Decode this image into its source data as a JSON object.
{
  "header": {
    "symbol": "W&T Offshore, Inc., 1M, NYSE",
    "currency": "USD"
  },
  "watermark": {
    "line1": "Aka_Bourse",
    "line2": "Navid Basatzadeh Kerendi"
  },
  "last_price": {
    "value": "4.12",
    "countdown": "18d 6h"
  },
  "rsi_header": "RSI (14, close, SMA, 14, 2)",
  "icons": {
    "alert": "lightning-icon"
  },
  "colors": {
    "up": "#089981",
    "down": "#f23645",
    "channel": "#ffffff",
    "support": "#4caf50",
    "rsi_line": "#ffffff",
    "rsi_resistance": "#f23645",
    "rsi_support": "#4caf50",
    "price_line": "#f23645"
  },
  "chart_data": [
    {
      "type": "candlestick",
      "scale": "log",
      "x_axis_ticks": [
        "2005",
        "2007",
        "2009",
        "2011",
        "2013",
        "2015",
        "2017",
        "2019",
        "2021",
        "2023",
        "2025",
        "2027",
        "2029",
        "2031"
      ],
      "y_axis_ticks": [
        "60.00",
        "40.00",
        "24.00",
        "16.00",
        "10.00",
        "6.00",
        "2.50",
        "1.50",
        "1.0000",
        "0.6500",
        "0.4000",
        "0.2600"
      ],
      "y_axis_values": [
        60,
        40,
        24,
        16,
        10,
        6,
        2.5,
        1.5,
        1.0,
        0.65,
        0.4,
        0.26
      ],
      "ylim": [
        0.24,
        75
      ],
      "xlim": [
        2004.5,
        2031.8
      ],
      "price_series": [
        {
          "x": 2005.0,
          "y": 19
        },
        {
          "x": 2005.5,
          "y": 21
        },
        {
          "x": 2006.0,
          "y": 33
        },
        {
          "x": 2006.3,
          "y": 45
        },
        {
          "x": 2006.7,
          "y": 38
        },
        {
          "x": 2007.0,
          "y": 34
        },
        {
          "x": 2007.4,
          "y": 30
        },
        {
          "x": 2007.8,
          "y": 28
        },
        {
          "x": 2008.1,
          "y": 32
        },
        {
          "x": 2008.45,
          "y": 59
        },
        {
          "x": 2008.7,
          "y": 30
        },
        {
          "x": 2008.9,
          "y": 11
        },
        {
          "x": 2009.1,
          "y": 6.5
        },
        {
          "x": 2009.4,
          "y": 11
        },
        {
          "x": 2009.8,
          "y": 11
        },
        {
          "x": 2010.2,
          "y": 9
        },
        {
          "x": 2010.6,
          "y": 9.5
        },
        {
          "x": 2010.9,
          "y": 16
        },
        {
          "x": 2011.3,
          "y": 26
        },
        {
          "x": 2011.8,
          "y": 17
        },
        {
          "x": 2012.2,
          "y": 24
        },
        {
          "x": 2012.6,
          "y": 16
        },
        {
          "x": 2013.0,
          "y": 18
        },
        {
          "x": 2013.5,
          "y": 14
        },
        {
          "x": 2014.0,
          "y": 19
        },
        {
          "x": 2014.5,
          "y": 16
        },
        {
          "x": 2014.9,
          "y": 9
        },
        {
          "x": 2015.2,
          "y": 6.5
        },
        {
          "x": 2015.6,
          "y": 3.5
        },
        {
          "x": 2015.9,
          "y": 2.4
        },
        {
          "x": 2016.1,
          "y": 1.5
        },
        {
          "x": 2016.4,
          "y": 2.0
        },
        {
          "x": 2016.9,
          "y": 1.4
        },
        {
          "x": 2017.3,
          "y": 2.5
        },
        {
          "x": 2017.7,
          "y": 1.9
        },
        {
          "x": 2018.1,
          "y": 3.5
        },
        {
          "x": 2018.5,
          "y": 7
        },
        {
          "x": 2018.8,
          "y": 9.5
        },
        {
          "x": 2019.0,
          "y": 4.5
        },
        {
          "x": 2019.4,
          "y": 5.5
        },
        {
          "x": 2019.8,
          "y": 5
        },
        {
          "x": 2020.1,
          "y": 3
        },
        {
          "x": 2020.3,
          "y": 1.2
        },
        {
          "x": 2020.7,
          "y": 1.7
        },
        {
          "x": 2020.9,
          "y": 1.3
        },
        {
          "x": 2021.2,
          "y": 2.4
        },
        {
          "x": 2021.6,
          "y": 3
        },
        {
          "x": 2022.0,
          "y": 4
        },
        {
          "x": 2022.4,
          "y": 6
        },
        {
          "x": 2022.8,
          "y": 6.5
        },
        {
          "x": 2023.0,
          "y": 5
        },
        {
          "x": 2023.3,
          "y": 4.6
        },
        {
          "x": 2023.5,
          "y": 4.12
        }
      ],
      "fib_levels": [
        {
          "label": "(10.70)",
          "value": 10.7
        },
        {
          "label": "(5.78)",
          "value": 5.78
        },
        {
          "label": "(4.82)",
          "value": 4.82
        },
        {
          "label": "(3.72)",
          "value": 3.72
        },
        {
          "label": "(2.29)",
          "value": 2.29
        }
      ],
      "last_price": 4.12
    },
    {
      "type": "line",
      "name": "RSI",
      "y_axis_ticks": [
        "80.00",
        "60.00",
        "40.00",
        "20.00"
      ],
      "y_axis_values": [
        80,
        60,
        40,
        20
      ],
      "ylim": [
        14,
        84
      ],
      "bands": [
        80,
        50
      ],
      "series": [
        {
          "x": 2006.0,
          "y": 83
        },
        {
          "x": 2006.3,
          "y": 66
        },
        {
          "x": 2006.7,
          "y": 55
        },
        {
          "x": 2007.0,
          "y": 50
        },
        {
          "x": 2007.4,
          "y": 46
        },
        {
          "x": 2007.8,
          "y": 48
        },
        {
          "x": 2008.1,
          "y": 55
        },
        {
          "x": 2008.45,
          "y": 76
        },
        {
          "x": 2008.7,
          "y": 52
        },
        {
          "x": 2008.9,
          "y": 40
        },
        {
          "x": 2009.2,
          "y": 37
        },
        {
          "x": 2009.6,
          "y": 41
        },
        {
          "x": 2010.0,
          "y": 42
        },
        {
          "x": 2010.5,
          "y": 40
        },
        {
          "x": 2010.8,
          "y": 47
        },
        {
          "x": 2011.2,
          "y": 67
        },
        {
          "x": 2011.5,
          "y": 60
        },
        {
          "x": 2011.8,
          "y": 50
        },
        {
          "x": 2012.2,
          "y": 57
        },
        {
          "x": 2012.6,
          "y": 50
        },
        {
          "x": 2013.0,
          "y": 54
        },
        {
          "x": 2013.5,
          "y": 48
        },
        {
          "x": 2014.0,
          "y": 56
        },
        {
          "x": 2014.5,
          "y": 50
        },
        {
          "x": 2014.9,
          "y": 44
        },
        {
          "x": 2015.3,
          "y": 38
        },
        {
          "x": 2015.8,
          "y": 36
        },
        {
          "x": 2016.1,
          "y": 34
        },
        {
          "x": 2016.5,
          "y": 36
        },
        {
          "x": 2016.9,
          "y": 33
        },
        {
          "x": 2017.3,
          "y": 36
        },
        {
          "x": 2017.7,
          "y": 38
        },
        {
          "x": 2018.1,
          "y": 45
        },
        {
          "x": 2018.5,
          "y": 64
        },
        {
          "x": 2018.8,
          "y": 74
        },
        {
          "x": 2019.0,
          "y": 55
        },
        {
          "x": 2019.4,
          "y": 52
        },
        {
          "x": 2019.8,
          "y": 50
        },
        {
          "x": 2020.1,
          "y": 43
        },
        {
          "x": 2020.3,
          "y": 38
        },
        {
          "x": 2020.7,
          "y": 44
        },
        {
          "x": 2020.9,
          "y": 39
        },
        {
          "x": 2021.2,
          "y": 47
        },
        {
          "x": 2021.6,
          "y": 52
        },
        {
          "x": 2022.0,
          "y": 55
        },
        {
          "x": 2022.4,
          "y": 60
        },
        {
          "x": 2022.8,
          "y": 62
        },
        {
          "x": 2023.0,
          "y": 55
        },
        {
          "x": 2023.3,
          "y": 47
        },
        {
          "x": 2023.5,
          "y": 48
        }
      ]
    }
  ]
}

==*==

SHORT PROBLEM:
Filter the listing above for the string "label" and copy every matching line.

REPLY:
          "label": "(10.70)",
          "label": "(5.78)",
          "label": "(4.82)",
          "label": "(3.72)",
          "label": "(2.29)",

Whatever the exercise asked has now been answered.